» **Work required**
Leave out the pictures and repeat the rest of the material exactly.

» **Dataset content**

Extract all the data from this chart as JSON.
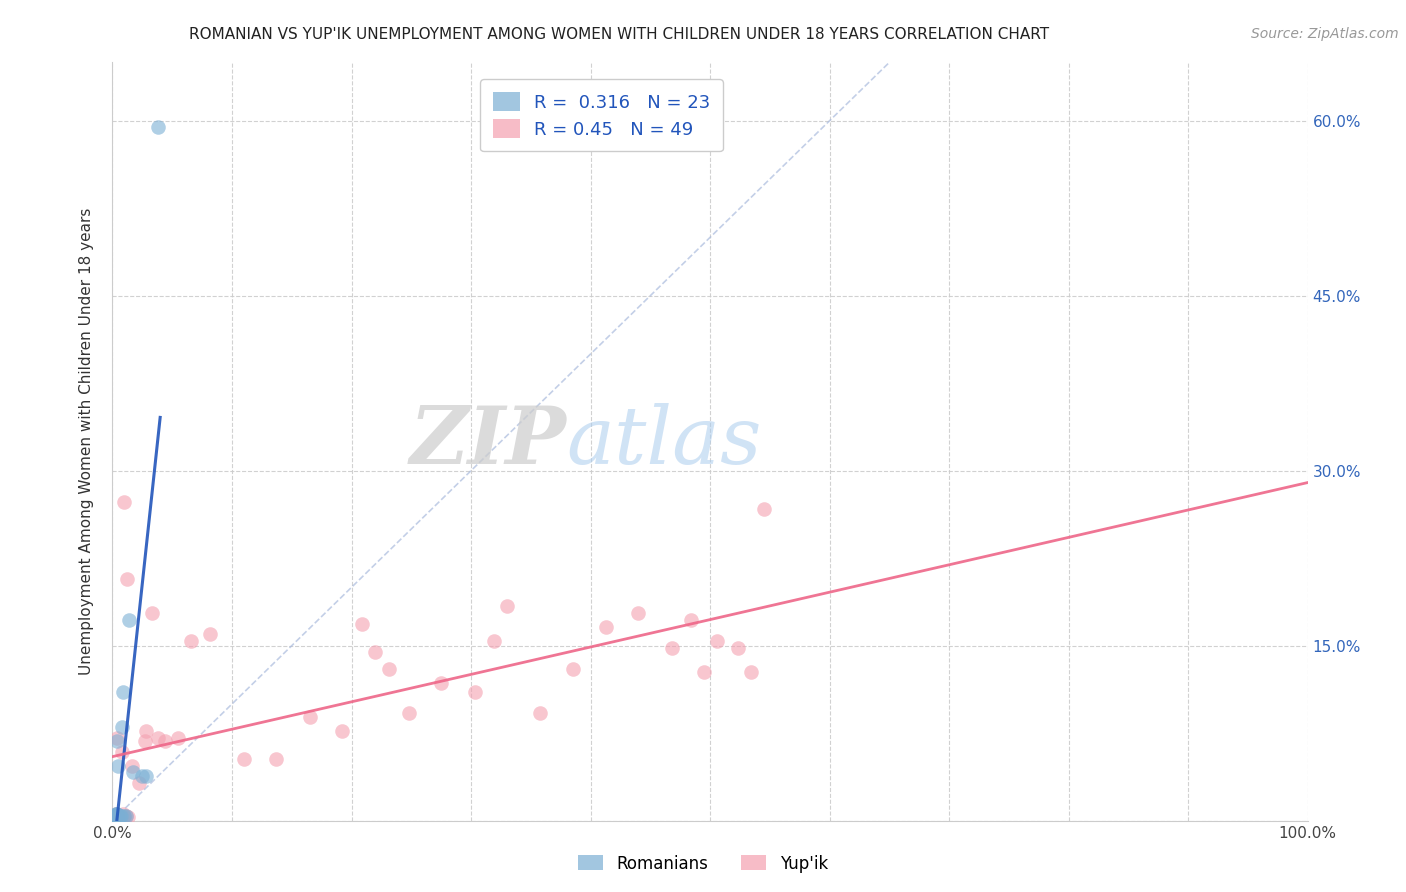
{
  "title": "ROMANIAN VS YUP'IK UNEMPLOYMENT AMONG WOMEN WITH CHILDREN UNDER 18 YEARS CORRELATION CHART",
  "source": "Source: ZipAtlas.com",
  "ylabel": "Unemployment Among Women with Children Under 18 years",
  "xlabel": "",
  "xlim": [
    0.0,
    1.0
  ],
  "ylim": [
    0.0,
    0.65
  ],
  "xticks": [
    0.0,
    0.1,
    0.2,
    0.3,
    0.4,
    0.5,
    0.6,
    0.7,
    0.8,
    0.9,
    1.0
  ],
  "xticklabels": [
    "0.0%",
    "",
    "",
    "",
    "",
    "",
    "",
    "",
    "",
    "",
    "100.0%"
  ],
  "yticks": [
    0.0,
    0.15,
    0.3,
    0.45,
    0.6
  ],
  "yticklabels": [
    "",
    "15.0%",
    "30.0%",
    "45.0%",
    "60.0%"
  ],
  "romanian_R": 0.316,
  "romanian_N": 23,
  "yupik_R": 0.45,
  "yupik_N": 49,
  "romanian_color": "#7BAFD4",
  "yupik_color": "#F4A0B0",
  "romanian_line_color": "#2255BB",
  "yupik_line_color": "#EE6688",
  "legend_label_1": "Romanians",
  "legend_label_2": "Yup'ik",
  "romanian_x": [
    0.002,
    0.002,
    0.003,
    0.003,
    0.003,
    0.003,
    0.004,
    0.004,
    0.004,
    0.004,
    0.005,
    0.005,
    0.006,
    0.007,
    0.008,
    0.009,
    0.01,
    0.011,
    0.014,
    0.017,
    0.025,
    0.028,
    0.038
  ],
  "romanian_y": [
    0.003,
    0.004,
    0.004,
    0.005,
    0.006,
    0.006,
    0.004,
    0.005,
    0.006,
    0.068,
    0.003,
    0.047,
    0.004,
    0.004,
    0.08,
    0.11,
    0.004,
    0.004,
    0.172,
    0.042,
    0.038,
    0.038,
    0.595
  ],
  "yupik_x": [
    0.002,
    0.003,
    0.004,
    0.004,
    0.005,
    0.005,
    0.006,
    0.007,
    0.008,
    0.009,
    0.009,
    0.01,
    0.01,
    0.011,
    0.012,
    0.013,
    0.016,
    0.022,
    0.027,
    0.028,
    0.033,
    0.038,
    0.044,
    0.055,
    0.066,
    0.082,
    0.11,
    0.137,
    0.165,
    0.192,
    0.209,
    0.22,
    0.231,
    0.248,
    0.275,
    0.303,
    0.319,
    0.33,
    0.358,
    0.385,
    0.413,
    0.44,
    0.468,
    0.484,
    0.495,
    0.506,
    0.523,
    0.534,
    0.545
  ],
  "yupik_y": [
    0.003,
    0.006,
    0.004,
    0.071,
    0.005,
    0.004,
    0.004,
    0.003,
    0.059,
    0.003,
    0.006,
    0.003,
    0.273,
    0.004,
    0.207,
    0.003,
    0.047,
    0.032,
    0.068,
    0.077,
    0.178,
    0.071,
    0.068,
    0.071,
    0.154,
    0.16,
    0.053,
    0.053,
    0.089,
    0.077,
    0.169,
    0.145,
    0.13,
    0.092,
    0.118,
    0.11,
    0.154,
    0.184,
    0.092,
    0.13,
    0.166,
    0.178,
    0.148,
    0.172,
    0.127,
    0.154,
    0.148,
    0.127,
    0.267
  ]
}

» **Solution for this exercise**
Extract all the data from this chart as JSON.
{
  "title": "ROMANIAN VS YUP'IK UNEMPLOYMENT AMONG WOMEN WITH CHILDREN UNDER 18 YEARS CORRELATION CHART",
  "source": "Source: ZipAtlas.com",
  "ylabel": "Unemployment Among Women with Children Under 18 years",
  "xlabel": "",
  "xlim": [
    0.0,
    1.0
  ],
  "ylim": [
    0.0,
    0.65
  ],
  "xticks": [
    0.0,
    0.1,
    0.2,
    0.3,
    0.4,
    0.5,
    0.6,
    0.7,
    0.8,
    0.9,
    1.0
  ],
  "xticklabels": [
    "0.0%",
    "",
    "",
    "",
    "",
    "",
    "",
    "",
    "",
    "",
    "100.0%"
  ],
  "yticks": [
    0.0,
    0.15,
    0.3,
    0.45,
    0.6
  ],
  "yticklabels": [
    "",
    "15.0%",
    "30.0%",
    "45.0%",
    "60.0%"
  ],
  "romanian_R": 0.316,
  "romanian_N": 23,
  "yupik_R": 0.45,
  "yupik_N": 49,
  "romanian_color": "#7BAFD4",
  "yupik_color": "#F4A0B0",
  "romanian_line_color": "#2255BB",
  "yupik_line_color": "#EE6688",
  "legend_label_1": "Romanians",
  "legend_label_2": "Yup'ik",
  "romanian_x": [
    0.002,
    0.002,
    0.003,
    0.003,
    0.003,
    0.003,
    0.004,
    0.004,
    0.004,
    0.004,
    0.005,
    0.005,
    0.006,
    0.007,
    0.008,
    0.009,
    0.01,
    0.011,
    0.014,
    0.017,
    0.025,
    0.028,
    0.038
  ],
  "romanian_y": [
    0.003,
    0.004,
    0.004,
    0.005,
    0.006,
    0.006,
    0.004,
    0.005,
    0.006,
    0.068,
    0.003,
    0.047,
    0.004,
    0.004,
    0.08,
    0.11,
    0.004,
    0.004,
    0.172,
    0.042,
    0.038,
    0.038,
    0.595
  ],
  "yupik_x": [
    0.002,
    0.003,
    0.004,
    0.004,
    0.005,
    0.005,
    0.006,
    0.007,
    0.008,
    0.009,
    0.009,
    0.01,
    0.01,
    0.011,
    0.012,
    0.013,
    0.016,
    0.022,
    0.027,
    0.028,
    0.033,
    0.038,
    0.044,
    0.055,
    0.066,
    0.082,
    0.11,
    0.137,
    0.165,
    0.192,
    0.209,
    0.22,
    0.231,
    0.248,
    0.275,
    0.303,
    0.319,
    0.33,
    0.358,
    0.385,
    0.413,
    0.44,
    0.468,
    0.484,
    0.495,
    0.506,
    0.523,
    0.534,
    0.545
  ],
  "yupik_y": [
    0.003,
    0.006,
    0.004,
    0.071,
    0.005,
    0.004,
    0.004,
    0.003,
    0.059,
    0.003,
    0.006,
    0.003,
    0.273,
    0.004,
    0.207,
    0.003,
    0.047,
    0.032,
    0.068,
    0.077,
    0.178,
    0.071,
    0.068,
    0.071,
    0.154,
    0.16,
    0.053,
    0.053,
    0.089,
    0.077,
    0.169,
    0.145,
    0.13,
    0.092,
    0.118,
    0.11,
    0.154,
    0.184,
    0.092,
    0.13,
    0.166,
    0.178,
    0.148,
    0.172,
    0.127,
    0.154,
    0.148,
    0.127,
    0.267
  ]
}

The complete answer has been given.